(Requisito)
Reproduza, sem nenhuma alteração, a parte do texto sobre o sarampo na Europa que começa com as palavras "A médica húngara" e termina com "vez por todas.".

22/02/2018
A Europa viu o número de casos de sarampo aumentarem 400% em 2017, em comparação com o ano anterior, divulgou a Organização Mundial da Saúde (OMS), classificando a situação como uma "tragédia" na saúde pública. Após uma baixa recorde em 2016, com 5.273 casos, o índice saltou para mais de 20 mil. Destes, 35 morreram.
Quinze países da Europa estão incluídos no surto. A Romênia lidera, com 5.562 ocorrências — um número que supera o total de casos em todo o continente no ano de 2016. Em seguida, vem a Itália, com 5.006 pessoas afetadas. A Ucrânia ocupa o terceiro lugar desse ranking, com 4.767 casos.
Segundo especialistas, parte do problema é causado por pessoas que evitam a vacinação, formando o chamado movimento antivacina.
A médica húngara Zsuzsanna Jakab, vinculada à OMS, destacou que esse movimento prejudica muito aqueles cidadãos que não podem se vacinar por conta de alguma doença imunossupressora ou de já terem sido transplantados, por exemplo. Quanto menos indivíduos vacinados, menos a população como um todo estará protegida.
— Toda nova pessoa afetada pelo sarampo na Europa nos lembra que crianças e adultos não vacinados, independentemente de onde vivem, correm o risco de contrair a doença e espalhá-la para outros que não podem se vacinar (por conta de alguma condição de saúde). — disse ela. — Este recuo não pode nos distanciar do nosso compromisso de ser a geração que vai libertar nossos filhos dessas doenças de uma vez por todas.
De acordo com a OMS, houve diminuição da cobertura geral de imunização de rotina ao longo do ano passado no continente europeu. Foi registrada também uma cobertura consistentemente baixa entre alguns grupos marginalizados da sociedade, e interrupções no fornecimento de vacinas ou sistemas de vigilância de doenças.

(Informações fornecidas)

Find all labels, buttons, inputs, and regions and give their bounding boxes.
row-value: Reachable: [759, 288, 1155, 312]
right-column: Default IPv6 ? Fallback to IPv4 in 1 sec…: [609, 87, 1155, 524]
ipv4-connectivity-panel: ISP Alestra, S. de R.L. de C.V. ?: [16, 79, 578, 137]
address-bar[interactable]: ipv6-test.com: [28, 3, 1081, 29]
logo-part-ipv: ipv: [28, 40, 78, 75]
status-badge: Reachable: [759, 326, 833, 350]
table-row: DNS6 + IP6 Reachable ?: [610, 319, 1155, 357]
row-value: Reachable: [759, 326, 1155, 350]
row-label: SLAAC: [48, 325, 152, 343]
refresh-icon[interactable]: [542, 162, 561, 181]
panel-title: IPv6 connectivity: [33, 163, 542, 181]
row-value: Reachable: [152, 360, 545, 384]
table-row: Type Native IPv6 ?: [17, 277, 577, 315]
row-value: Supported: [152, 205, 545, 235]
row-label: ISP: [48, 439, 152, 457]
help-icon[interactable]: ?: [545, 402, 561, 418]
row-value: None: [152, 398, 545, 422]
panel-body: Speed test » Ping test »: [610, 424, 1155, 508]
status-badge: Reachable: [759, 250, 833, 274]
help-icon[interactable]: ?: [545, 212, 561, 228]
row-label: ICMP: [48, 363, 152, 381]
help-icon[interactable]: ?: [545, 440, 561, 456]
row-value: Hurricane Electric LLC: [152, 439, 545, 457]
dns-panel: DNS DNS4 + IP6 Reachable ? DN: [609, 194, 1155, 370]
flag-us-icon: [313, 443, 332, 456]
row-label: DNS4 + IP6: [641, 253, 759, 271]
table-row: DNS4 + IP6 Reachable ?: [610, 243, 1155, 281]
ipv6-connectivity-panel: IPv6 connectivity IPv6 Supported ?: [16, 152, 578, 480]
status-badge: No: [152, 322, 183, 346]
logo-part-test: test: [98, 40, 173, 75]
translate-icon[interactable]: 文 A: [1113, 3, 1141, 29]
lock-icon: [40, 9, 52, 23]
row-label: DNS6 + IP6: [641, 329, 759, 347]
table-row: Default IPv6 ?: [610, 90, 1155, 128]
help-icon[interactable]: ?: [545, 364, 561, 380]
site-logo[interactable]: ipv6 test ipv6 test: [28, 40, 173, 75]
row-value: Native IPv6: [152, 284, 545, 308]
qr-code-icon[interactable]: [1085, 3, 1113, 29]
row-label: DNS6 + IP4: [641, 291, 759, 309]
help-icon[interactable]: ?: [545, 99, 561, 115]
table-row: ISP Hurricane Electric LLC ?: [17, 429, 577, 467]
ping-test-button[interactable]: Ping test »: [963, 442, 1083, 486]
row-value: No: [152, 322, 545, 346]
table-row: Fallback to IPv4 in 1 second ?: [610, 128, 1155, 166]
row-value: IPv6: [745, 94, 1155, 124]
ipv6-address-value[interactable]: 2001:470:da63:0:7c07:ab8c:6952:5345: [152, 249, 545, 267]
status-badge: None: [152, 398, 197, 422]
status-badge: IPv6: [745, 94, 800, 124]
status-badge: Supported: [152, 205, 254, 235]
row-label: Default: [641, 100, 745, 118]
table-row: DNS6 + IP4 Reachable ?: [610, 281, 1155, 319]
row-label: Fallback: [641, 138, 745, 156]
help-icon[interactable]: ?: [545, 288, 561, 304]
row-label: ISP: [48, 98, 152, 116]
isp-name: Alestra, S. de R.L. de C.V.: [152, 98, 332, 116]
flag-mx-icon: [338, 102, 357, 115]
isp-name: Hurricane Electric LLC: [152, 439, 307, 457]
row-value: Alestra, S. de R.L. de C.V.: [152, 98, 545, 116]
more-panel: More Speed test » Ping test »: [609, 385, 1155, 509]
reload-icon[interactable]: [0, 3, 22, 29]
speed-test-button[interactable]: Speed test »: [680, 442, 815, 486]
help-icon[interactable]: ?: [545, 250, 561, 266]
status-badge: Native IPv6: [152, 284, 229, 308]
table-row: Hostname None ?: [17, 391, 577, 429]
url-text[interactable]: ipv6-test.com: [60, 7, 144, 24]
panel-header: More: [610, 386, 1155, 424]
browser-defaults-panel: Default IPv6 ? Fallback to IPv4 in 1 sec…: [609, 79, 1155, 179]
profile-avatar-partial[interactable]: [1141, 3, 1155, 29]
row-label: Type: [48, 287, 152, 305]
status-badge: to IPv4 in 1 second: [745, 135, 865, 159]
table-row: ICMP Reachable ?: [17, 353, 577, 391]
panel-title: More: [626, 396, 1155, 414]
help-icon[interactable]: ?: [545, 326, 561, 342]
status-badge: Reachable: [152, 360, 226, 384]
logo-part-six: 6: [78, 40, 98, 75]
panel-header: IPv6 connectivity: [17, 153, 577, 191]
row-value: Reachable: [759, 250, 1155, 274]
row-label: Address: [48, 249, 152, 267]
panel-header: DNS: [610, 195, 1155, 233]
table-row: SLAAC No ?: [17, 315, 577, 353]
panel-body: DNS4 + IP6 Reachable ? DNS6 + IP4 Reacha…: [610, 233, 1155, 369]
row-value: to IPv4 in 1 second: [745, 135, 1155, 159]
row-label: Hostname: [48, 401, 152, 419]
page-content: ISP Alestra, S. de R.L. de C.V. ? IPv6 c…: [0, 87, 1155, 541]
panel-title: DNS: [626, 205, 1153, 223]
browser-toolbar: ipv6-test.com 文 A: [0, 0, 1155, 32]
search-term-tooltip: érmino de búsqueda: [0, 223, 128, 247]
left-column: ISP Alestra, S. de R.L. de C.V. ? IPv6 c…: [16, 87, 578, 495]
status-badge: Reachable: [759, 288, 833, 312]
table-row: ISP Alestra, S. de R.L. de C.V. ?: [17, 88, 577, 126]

(Resposta final)
A médica húngara Zsuzsanna Jakab, vinculada à OMS, destacou que esse movimento prejudica muito aqueles cidadãos que não podem se vacinar por conta de alguma doença imunossupressora ou de já terem sido transplantados, por exemplo. Quanto menos indivíduos vacinados, menos a população como um todo estará protegida.
— Toda nova pessoa afetada pelo sarampo na Europa nos lembra que crianças e adultos não vacinados, independentemente de onde vivem, correm o risco de contrair a doença e espalhá-la para outros que não podem se vacinar (por conta de alguma condição de saúde). — disse ela. — Este recuo não pode nos distanciar do nosso compromisso de ser a geração que vai libertar nossos filhos dessas doenças de uma vez por todas.